State how many lines hold the string "place". Give the number and nothing else.

* * * * * * * * *

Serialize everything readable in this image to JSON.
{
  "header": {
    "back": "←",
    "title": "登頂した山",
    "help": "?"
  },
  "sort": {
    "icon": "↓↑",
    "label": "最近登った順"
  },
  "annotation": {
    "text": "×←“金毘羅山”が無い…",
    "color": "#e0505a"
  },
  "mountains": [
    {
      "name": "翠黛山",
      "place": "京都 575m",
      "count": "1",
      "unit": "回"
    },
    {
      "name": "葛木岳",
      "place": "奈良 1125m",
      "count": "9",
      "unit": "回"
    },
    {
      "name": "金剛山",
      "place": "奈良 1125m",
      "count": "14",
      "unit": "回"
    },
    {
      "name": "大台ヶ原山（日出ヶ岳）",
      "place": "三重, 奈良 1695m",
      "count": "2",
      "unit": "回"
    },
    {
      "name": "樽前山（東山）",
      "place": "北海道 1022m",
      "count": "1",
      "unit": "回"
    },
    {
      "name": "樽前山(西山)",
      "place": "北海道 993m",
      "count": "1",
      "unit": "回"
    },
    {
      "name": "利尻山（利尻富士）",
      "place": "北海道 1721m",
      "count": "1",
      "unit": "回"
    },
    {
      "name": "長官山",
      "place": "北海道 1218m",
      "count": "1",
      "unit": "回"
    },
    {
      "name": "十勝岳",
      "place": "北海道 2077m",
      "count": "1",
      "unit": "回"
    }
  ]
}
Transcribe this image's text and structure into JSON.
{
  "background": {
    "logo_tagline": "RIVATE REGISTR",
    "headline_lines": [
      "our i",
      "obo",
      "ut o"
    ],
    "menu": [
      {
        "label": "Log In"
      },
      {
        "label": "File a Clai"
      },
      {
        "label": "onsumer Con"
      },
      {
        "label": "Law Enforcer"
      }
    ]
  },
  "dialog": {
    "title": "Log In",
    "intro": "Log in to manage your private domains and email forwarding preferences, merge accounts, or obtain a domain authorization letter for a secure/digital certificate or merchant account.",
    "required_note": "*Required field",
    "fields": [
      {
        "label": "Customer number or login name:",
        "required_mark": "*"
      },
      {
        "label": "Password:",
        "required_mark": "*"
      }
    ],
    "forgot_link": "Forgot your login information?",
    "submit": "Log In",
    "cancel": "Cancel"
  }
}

* * * * * * * * *

## Answer to this task
9